» **TASK TO COMPLETE**:
Find the line that contains "Serialize everything readable" in the entries below. Restate it and every line after it, word for word, with no pictures.

» **Items from a figure collection**:
## Begin
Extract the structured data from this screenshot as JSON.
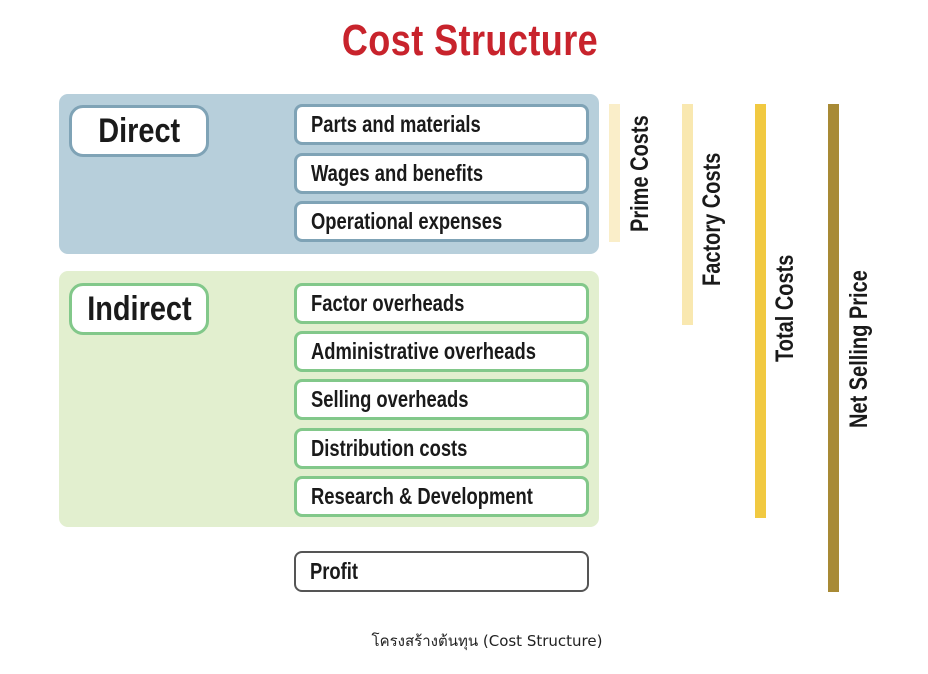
{
  "title": "Cost Structure",
  "groups": {
    "direct": {
      "label": "Direct",
      "items": [
        "Parts and materials",
        "Wages and benefits",
        "Operational expenses"
      ]
    },
    "indirect": {
      "label": "Indirect",
      "items": [
        "Factor overheads",
        "Administrative overheads",
        "Selling overheads",
        "Distribution costs",
        "Research & Development"
      ]
    }
  },
  "profit": "Profit",
  "cost_levels": [
    {
      "label": "Prime Costs",
      "color": "#faeec9"
    },
    {
      "label": "Factory Costs",
      "color": "#f9e8b0"
    },
    {
      "label": "Total Costs",
      "color": "#f1c941"
    },
    {
      "label": "Net Selling Price",
      "color": "#a88a35"
    }
  ],
  "caption": "โครงสร้างต้นทุน (Cost Structure)"
}
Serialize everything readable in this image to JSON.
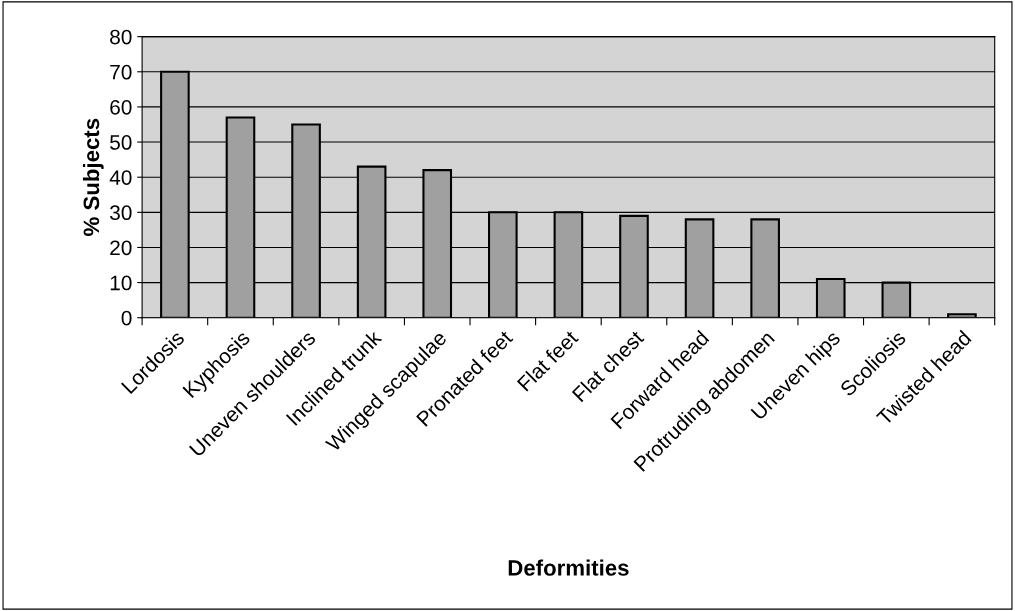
{
  "chart_data": {
    "type": "bar",
    "xlabel": "Deformities",
    "ylabel": "% Subjects",
    "categories": [
      "Lordosis",
      "Kyphosis",
      "Uneven shoulders",
      "Inclined trunk",
      "Winged scapulae",
      "Pronated feet",
      "Flat feet",
      "Flat chest",
      "Forward head",
      "Protruding abdomen",
      "Uneven hips",
      "Scoliosis",
      "Twisted head"
    ],
    "values": [
      70,
      57,
      55,
      43,
      42,
      30,
      30,
      29,
      28,
      28,
      11,
      10,
      1
    ],
    "color": "#a0a0a0",
    "ylim": [
      0,
      80
    ],
    "yticks": [
      0,
      10,
      20,
      30,
      40,
      50,
      60,
      70,
      80
    ],
    "grid": "y"
  }
}
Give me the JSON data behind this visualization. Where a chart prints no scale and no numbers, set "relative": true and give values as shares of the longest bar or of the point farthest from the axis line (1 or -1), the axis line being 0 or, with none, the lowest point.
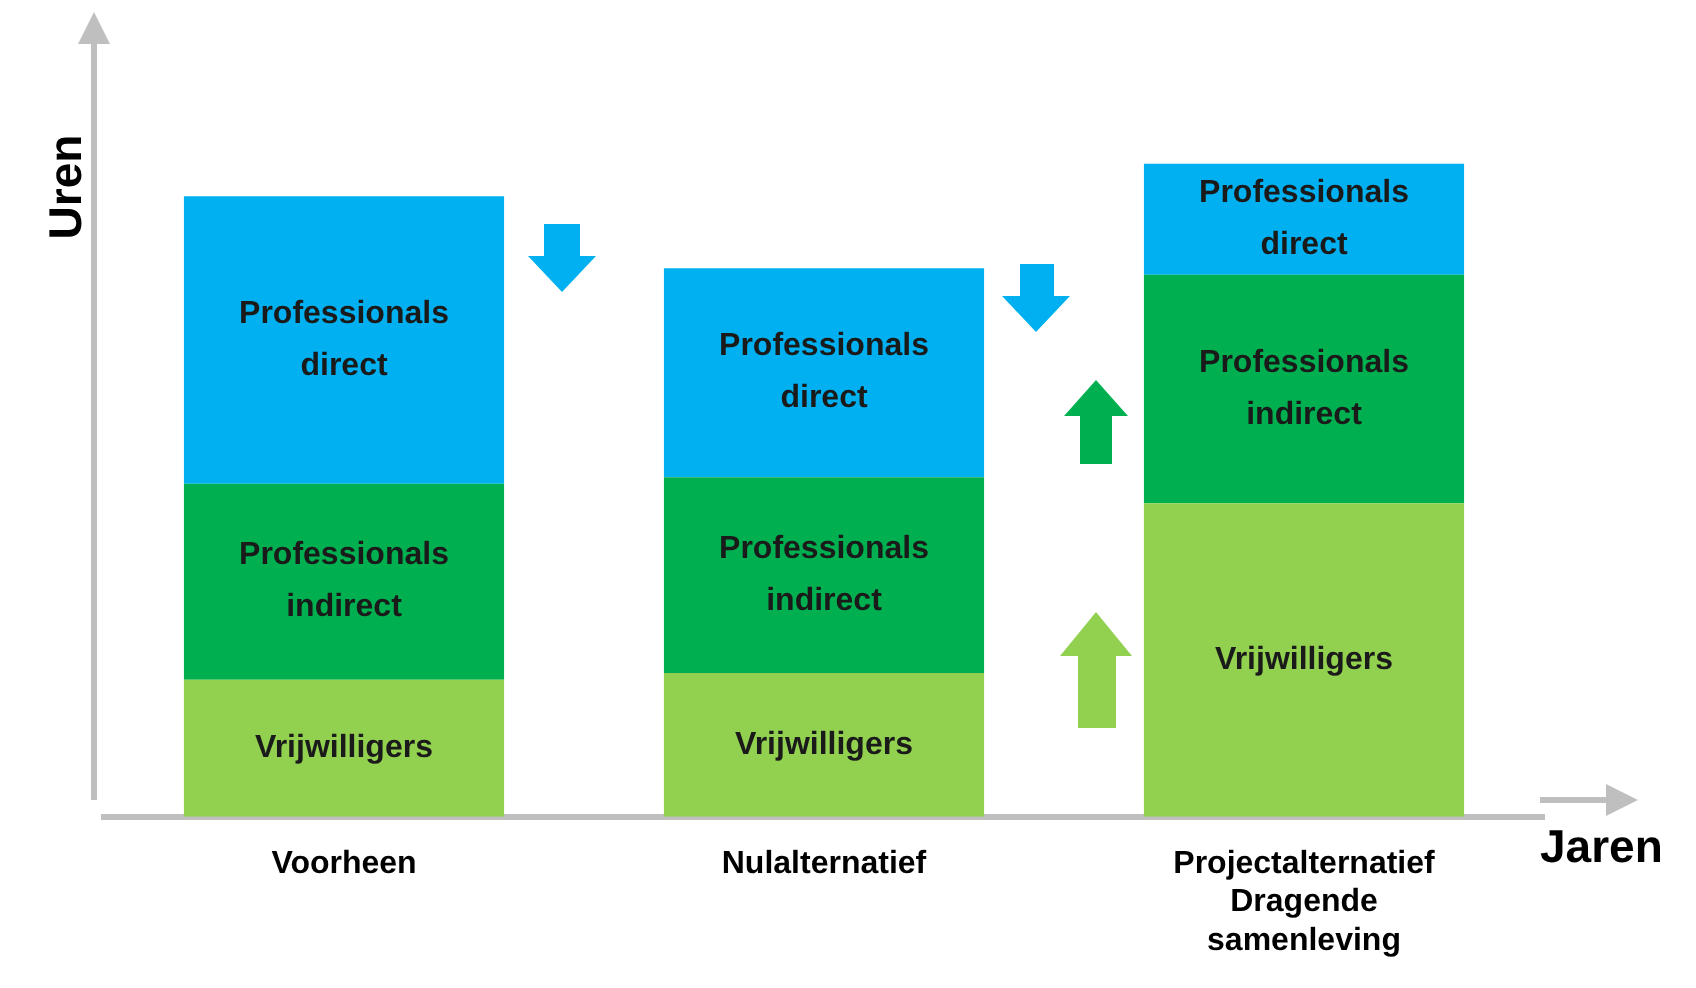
{
  "chart_data": {
    "type": "bar",
    "stacked": true,
    "relative": true,
    "xlabel": "Jaren",
    "ylabel": "Uren",
    "categories": [
      "Voorheen",
      "Nulalternatief",
      "Projectalternatief Dragende samenleving"
    ],
    "series": [
      {
        "name": "Vrijwilligers",
        "color": "#92d050",
        "values": [
          0.21,
          0.22,
          0.48
        ]
      },
      {
        "name": "Professionals indirect",
        "color": "#00b050",
        "values": [
          0.3,
          0.3,
          0.35
        ]
      },
      {
        "name": "Professionals direct",
        "color": "#00b0f0",
        "values": [
          0.44,
          0.32,
          0.17
        ]
      }
    ],
    "legend": false,
    "grid": false
  }
}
## End
» **TASK SOLUTION**:
Serialize everything readable in this image to JSON.
{
  "chart_data": {
    "type": "bar",
    "xlabel": "Deformities",
    "ylabel": "% Subjects",
    "categories": [
      "Lordosis",
      "Kyphosis",
      "Uneven shoulders",
      "Inclined trunk",
      "Winged scapulae",
      "Pronated feet",
      "Flat feet",
      "Flat chest",
      "Forward head",
      "Protruding abdomen",
      "Uneven hips",
      "Scoliosis",
      "Twisted head"
    ],
    "values": [
      70,
      57,
      55,
      43,
      42,
      30,
      30,
      29,
      28,
      28,
      11,
      10,
      1
    ],
    "color": "#a0a0a0",
    "ylim": [
      0,
      80
    ],
    "yticks": [
      0,
      10,
      20,
      30,
      40,
      50,
      60,
      70,
      80
    ],
    "grid": "y"
  }
}
Give me the JSON data behind this visualization. Where a chart prints no scale and no numbers, set "relative": true and give values as shares of the longest bar or of the point farthest from the axis line (1 or -1), the axis line being 0 or, with none, the lowest point.
{
  "chart_data": {
    "type": "bar",
    "stacked": true,
    "relative": true,
    "xlabel": "Jaren",
    "ylabel": "Uren",
    "categories": [
      "Voorheen",
      "Nulalternatief",
      "Projectalternatief Dragende samenleving"
    ],
    "series": [
      {
        "name": "Vrijwilligers",
        "color": "#92d050",
        "values": [
          0.21,
          0.22,
          0.48
        ]
      },
      {
        "name": "Professionals indirect",
        "color": "#00b050",
        "values": [
          0.3,
          0.3,
          0.35
        ]
      },
      {
        "name": "Professionals direct",
        "color": "#00b0f0",
        "values": [
          0.44,
          0.32,
          0.17
        ]
      }
    ],
    "legend": false,
    "grid": false
  }
}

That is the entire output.